**O QUE FAZER**
Reproduza sem alterações a passagem da matéria sobre Lilian Barreto que vai de "Além da medalha" até "com sua experiência.", incluindo os dois extremos.

**TRECHO DO TEXTO**
___

Um museu para Nova Friburgo

quinta-feira, 02 de dezembro de 2010
por Jornal A Voz da Serra

Maurício Siaines

Lilian Barreto, gerente do Departamento Histórico, Artístico e Cultural da Secretaria de Cultura de Nova Friburgo, foi premiada, no último dia 15 de novembro, por seu mérito profissional. A premiação se deu especialmente pelo período em que dirigiu o Museu da República, no Rio de Janeiro, entre 1980 e 1990. Ao todo, apenas 50 pessoas foram contempladas com as medalhas, que têm a forma de uma moeda, de cerca de 5 cm de diâmetro, cunhadas em bronze pela Casa da Moeda e que serão as únicas, uma vez que a matriz para sua confecção foi inutilizada.

Além da medalha comemorativa do cinquentenário do Museu da República, Lilian Barreto já recebeu o título de Cidadã Benemérita do Estado do Rio de Janeiro, por reconhecimento do trabalho desenvolvido no Museu da República; Medalha Martim Affonso do Estado de São Paulo – Comemorativa do Mérito Cultural; a Medalha do Pacificador – honra máxima do Exército Brasileiro; o título de Cidadã da Paz – Comunidade Bahaih da ONU; e alguns títulos de cidadã de municípios brasileiros.

Lilian não é uma friburguense nata, por acidente. Sua mãe entrou em trabalho de parto descendo a serra. Tem especial carinho pela cidade em que voltou a morar há 22 anos, depois de deixar o Museu da República, numa escolha em que procurava, além de viver bem, passar um pouco do que adquiriu com sua experiência.

Sua gestão no museu começou com o trabalho de recuperação de tudo, inclusive o próprio prédio, abalado pela trepidação do metrô, então recém-inaugurado. Buscou recursos com empresários, a quem propunha a participação em partes que escolhessem para restaurar, para poder realizar a obra, conseguindo arrecadar o correspondente a 4 milhões de reais.

Lilian Barreto conversou com A VOZ DA SERRA, ocasião em que apresentou sua ideias, seus sonhos e projetos para Nova Friburgo.

A VOZ DA SERRA – A relação da instituição com o morador da vizinhança e com a sociedade de um modo geral foi uma das marcas da sua gestão à frente do Museu da República, no Rio de Janeiro. Poderia explicar isso?

___

**REGISTROS ARMAZENADOS**
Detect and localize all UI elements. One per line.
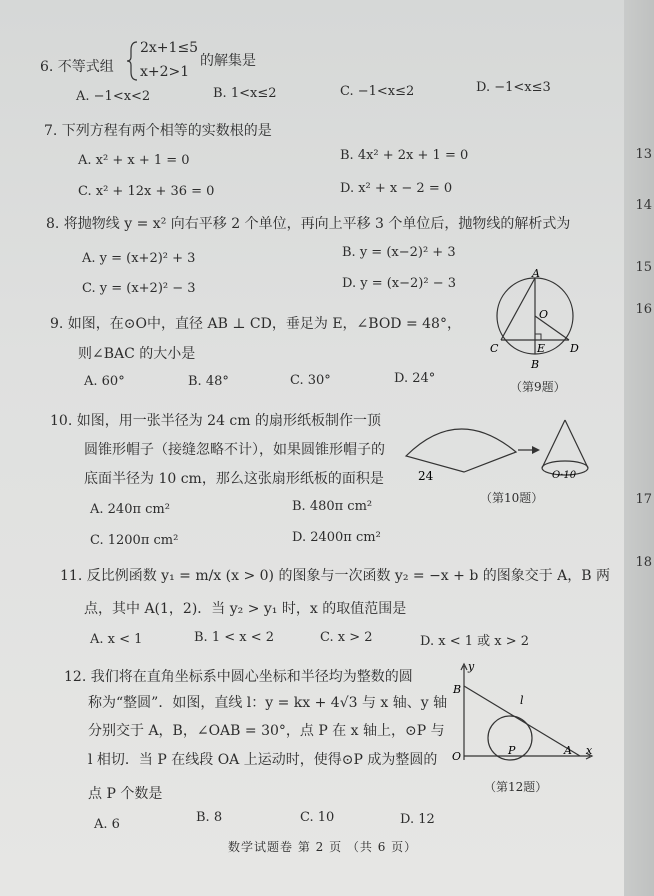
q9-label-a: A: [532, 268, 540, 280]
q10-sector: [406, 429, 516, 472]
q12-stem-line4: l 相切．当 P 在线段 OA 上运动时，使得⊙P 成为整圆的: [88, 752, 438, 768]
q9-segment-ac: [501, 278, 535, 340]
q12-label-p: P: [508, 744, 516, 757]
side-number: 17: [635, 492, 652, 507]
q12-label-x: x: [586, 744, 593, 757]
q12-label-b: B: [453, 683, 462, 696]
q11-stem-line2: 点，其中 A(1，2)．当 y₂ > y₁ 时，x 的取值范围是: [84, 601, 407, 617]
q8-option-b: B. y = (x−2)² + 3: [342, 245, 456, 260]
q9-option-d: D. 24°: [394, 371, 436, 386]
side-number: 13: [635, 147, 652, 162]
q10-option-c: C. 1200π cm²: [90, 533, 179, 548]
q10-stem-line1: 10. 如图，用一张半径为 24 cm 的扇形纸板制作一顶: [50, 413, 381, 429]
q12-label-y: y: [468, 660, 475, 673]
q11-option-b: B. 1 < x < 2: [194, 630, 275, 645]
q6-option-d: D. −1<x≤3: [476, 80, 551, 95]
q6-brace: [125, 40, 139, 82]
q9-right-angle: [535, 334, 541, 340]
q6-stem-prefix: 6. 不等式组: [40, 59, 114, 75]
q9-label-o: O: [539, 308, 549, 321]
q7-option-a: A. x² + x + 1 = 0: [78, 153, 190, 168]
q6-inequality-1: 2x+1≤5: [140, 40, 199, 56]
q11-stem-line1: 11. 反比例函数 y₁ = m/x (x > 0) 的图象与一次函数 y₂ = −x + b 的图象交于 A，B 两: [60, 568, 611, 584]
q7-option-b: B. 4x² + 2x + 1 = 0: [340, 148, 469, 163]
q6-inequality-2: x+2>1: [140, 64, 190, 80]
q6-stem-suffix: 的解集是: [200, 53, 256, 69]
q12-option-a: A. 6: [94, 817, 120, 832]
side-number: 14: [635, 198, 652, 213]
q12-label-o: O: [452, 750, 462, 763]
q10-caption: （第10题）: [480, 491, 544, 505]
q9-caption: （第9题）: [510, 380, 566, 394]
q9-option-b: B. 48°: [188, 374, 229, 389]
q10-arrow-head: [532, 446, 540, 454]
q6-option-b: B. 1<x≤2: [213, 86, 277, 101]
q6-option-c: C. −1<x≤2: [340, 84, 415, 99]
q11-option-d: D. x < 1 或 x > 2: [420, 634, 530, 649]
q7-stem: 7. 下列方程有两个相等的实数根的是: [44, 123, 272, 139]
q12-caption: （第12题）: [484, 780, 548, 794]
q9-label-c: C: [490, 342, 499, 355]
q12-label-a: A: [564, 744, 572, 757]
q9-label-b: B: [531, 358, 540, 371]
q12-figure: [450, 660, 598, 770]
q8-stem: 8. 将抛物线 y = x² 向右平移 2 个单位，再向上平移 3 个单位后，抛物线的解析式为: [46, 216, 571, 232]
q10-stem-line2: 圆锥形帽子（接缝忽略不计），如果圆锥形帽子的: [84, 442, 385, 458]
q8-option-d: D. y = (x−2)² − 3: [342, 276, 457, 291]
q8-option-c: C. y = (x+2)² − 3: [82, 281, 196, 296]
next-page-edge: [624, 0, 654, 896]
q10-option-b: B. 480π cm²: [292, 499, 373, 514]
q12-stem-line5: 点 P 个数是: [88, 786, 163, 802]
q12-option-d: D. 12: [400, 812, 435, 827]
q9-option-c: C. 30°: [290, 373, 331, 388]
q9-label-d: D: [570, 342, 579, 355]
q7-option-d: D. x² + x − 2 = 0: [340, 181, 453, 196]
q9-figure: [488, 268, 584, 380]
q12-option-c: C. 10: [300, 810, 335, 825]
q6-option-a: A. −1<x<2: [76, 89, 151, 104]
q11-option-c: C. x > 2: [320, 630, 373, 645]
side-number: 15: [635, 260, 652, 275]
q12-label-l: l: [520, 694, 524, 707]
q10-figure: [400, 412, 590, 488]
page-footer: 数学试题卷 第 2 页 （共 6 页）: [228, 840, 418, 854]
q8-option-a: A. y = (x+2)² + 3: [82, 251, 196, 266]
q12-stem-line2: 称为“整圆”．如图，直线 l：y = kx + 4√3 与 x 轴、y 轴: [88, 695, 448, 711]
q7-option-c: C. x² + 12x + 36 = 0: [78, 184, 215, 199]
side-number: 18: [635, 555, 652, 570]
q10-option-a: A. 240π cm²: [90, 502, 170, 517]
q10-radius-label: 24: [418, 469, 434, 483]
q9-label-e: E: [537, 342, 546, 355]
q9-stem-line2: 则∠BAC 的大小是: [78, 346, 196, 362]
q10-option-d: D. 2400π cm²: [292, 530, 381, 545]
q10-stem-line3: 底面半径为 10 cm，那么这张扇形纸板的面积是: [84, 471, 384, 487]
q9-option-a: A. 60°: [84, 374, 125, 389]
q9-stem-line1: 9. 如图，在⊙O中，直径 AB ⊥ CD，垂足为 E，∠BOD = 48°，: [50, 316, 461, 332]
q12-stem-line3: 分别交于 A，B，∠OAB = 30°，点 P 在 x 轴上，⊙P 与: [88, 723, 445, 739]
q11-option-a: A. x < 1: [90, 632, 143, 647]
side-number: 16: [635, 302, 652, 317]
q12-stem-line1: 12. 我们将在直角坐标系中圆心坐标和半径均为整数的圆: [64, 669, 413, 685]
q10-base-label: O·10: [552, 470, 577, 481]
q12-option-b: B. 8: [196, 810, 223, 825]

___

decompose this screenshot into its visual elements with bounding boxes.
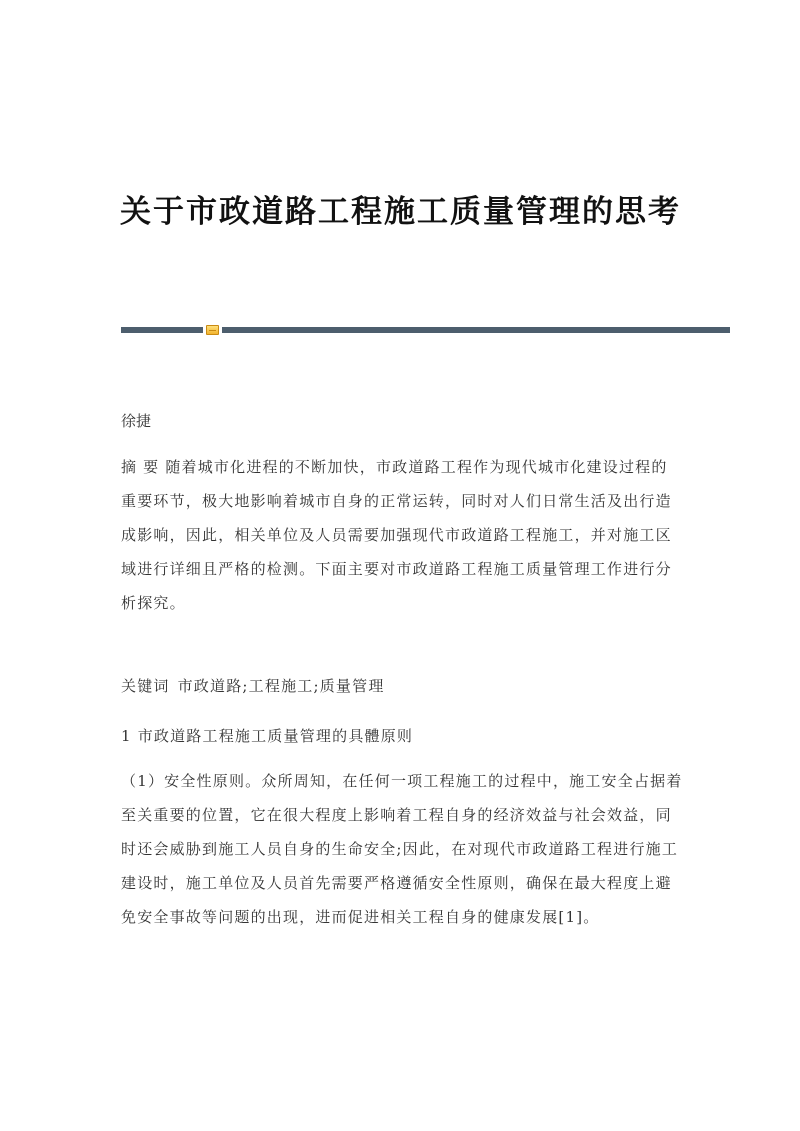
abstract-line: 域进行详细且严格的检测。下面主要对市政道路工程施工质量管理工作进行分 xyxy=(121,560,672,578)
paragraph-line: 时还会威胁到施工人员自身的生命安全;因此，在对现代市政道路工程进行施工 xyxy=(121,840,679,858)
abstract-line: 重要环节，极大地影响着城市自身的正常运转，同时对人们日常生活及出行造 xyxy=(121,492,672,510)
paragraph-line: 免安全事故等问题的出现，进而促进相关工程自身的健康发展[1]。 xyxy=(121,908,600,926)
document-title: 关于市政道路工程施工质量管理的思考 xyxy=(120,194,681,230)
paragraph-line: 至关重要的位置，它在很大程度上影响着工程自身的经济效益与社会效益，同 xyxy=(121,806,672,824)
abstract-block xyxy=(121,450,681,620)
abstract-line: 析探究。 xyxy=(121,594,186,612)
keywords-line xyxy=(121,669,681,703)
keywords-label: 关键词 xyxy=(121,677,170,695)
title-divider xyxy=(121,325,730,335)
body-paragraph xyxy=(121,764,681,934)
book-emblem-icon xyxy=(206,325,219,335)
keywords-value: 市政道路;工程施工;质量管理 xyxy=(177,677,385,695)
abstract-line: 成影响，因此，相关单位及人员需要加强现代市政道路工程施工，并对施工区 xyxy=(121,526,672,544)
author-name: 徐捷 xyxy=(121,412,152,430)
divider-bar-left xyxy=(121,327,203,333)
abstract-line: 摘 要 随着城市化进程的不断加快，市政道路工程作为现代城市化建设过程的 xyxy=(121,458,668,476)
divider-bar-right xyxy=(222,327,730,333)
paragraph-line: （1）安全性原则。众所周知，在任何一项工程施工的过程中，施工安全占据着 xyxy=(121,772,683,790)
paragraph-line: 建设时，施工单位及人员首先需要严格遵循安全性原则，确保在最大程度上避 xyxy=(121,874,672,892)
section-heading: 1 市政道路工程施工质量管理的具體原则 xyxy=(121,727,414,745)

___

**RESPOSTA FINAL**
Além da medalha comemorativa do cinquentenário do Museu da República, Lilian Barreto já recebeu o título de Cidadã Benemérita do Estado do Rio de Janeiro, por reconhecimento do trabalho desenvolvido no Museu da República; Medalha Martim Affonso do Estado de São Paulo – Comemorativa do Mérito Cultural; a Medalha do Pacificador – honra máxima do Exército Brasileiro; o título de Cidadã da Paz – Comunidade Bahaih da ONU; e alguns títulos de cidadã de municípios brasileiros.

Lilian não é uma friburguense nata, por acidente. Sua mãe entrou em trabalho de parto descendo a serra. Tem especial carinho pela cidade em que voltou a morar há 22 anos, depois de deixar o Museu da República, numa escolha em que procurava, além de viver bem, passar um pouco do que adquiriu com sua experiência.